> SHORT TASK 1: Could you rewrite the listing from its start through the line containing "615, 198, 625]", putting "y-axis-tick" in place of "y-tick-label" and changing nothing else? Return only those lines.

On Jun 9, 2009, at 1:39 PM, [email protected] wrote:

Well our system is everything for text mining/NLP, we already have
several sets of sentence splitter, tokenizers, named entity taggers,
parsers and many other kinds of tools ready to use.
Our tools are completely interoperable based on the UIMA framework, no
programming required to create a workflow since data type compatiblity
is guranteed.
Please visit http://u-compare.org/ for details.
If you only need text mining/NLP with less human labor, U-Compare is for you.

Excellent! I'll take a look; our Syracuse-based Center for NLP has several such tools as well - POS taggers and the like. However, I'm not able to access or implement any of it on my own, nor redistribute, due to licensing considerations.

Less human labor as a goal is an understatement; one research project requires two graduate students for a full year to code enough data for a paper. Even so, this generates very small training data sets for some content code categories.

What I am not sure is whether we can assume that the input is a raw
text document in this community...

Yes, I agree - our analyses often have to handle (computer) code snippets as well, which is quite problematic when one of the content analysis schema items is punctuation usage! This might not be quite so problematic if we were handling text with only one sort of code snippets embedded in it, but that is not the case. We already do quite a bit of pre-processing because the texts are email messages, so we must ensure a uniform character set and remove headers and signatures.

> RECORDS SUPPLIED:

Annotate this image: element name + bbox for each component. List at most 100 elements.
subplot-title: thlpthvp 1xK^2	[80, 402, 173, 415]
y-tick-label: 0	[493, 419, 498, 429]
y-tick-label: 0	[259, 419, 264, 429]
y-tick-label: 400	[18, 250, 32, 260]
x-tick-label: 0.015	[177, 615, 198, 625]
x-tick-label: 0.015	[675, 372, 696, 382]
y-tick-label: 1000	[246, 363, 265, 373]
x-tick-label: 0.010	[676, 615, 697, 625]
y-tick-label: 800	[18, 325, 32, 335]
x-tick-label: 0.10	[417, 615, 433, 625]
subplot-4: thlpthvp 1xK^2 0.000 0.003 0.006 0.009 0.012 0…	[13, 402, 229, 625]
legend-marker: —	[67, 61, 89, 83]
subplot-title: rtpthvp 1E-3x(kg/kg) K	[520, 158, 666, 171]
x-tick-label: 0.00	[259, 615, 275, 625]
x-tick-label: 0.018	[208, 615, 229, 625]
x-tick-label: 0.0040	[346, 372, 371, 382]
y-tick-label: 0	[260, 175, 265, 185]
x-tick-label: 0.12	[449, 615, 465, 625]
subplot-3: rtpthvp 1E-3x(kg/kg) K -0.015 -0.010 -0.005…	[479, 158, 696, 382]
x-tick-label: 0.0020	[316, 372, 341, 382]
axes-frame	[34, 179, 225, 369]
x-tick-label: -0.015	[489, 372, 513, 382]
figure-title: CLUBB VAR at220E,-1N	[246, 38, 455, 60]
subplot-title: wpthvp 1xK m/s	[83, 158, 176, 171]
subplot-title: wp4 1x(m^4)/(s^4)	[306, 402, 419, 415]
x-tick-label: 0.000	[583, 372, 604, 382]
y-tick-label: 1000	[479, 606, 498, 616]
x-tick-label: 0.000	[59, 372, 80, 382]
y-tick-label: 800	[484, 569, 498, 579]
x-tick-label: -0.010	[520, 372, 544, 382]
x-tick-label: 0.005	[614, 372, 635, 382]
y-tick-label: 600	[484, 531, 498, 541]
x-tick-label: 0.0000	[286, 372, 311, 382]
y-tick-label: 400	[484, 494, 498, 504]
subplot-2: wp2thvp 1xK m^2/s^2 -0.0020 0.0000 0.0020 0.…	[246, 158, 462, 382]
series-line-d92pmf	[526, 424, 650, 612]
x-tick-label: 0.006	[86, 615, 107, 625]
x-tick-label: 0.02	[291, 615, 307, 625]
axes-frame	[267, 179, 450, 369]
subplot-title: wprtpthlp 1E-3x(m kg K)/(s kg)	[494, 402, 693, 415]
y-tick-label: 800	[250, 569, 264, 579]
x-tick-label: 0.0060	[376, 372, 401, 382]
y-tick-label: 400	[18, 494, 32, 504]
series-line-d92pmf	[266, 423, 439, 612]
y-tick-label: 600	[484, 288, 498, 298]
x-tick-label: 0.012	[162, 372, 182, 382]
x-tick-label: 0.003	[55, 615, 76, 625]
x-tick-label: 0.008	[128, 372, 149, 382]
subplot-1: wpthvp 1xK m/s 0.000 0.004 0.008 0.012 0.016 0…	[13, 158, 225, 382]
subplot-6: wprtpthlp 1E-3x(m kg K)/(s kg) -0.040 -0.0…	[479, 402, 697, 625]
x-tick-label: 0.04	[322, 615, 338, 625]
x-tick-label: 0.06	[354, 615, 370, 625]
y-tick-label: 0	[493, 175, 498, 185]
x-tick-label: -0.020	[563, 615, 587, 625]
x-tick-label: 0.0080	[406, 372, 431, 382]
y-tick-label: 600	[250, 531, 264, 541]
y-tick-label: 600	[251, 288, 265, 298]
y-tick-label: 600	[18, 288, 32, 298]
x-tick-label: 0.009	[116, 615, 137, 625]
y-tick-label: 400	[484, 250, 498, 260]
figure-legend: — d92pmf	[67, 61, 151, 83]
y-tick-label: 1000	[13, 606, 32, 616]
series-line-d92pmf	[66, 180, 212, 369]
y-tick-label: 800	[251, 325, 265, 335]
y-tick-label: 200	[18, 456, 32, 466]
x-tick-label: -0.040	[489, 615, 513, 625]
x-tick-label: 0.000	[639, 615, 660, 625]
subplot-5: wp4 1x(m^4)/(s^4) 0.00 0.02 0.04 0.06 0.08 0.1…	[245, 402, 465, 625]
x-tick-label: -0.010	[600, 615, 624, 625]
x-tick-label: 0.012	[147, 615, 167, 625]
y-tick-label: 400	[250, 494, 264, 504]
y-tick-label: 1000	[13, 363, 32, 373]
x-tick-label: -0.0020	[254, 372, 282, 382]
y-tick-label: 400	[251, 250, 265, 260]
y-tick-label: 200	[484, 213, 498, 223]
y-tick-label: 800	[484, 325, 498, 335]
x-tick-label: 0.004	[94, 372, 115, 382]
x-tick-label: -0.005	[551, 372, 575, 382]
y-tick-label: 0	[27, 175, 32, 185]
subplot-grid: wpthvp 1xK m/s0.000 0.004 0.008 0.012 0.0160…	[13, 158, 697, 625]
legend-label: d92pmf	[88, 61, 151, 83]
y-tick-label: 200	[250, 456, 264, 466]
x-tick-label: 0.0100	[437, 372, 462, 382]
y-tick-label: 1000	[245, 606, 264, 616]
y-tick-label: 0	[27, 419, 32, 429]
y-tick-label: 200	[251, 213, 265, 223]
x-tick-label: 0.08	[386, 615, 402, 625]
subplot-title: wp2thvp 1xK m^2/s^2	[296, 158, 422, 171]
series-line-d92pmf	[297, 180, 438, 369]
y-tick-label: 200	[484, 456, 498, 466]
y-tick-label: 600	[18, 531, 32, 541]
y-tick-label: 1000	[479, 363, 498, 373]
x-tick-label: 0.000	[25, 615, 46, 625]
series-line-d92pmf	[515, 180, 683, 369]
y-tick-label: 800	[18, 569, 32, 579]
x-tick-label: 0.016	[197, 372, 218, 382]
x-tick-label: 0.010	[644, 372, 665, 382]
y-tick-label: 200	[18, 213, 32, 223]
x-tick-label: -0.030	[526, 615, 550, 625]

> SHORT TASK 2: Would you repeat the entire email about U-Compare and text mining tools word for word?

> FINAL ANSWER 1:
Annotate this image: element name + bbox for each component. List at most 100 elements.
subplot-title: thlpthvp 1xK^2	[80, 402, 173, 415]
y-axis-tick: 0	[493, 419, 498, 429]
y-axis-tick: 0	[259, 419, 264, 429]
y-axis-tick: 400	[18, 250, 32, 260]
x-tick-label: 0.015	[177, 615, 198, 625]

> FINAL ANSWER 2:
On Jun 9, 2009, at 1:39 PM, [email protected] wrote:

Well our system is everything for text mining/NLP, we already have
several sets of sentence splitter, tokenizers, named entity taggers,
parsers and many other kinds of tools ready to use.
Our tools are completely interoperable based on the UIMA framework, no
programming required to create a workflow since data type compatiblity
is guranteed.
Please visit http://u-compare.org/ for details.
If you only need text mining/NLP with less human labor, U-Compare is for you.

Excellent! I'll take a look; our Syracuse-based Center for NLP has several such tools as well - POS taggers and the like. However, I'm not able to access or implement any of it on my own, nor redistribute, due to licensing considerations.

Less human labor as a goal is an understatement; one research project requires two graduate students for a full year to code enough data for a paper. Even so, this generates very small training data sets for some content code categories.

What I am not sure is whether we can assume that the input is a raw
text document in this community...

Yes, I agree - our analyses often have to handle (computer) code snippets as well, which is quite problematic when one of the content analysis schema items is punctuation usage! This might not be quite so problematic if we were handling text with only one sort of code snippets embedded in it, but that is not the case. We already do quite a bit of pre-processing because the texts are email messages, so we must ensure a uniform character set and remove headers and signatures.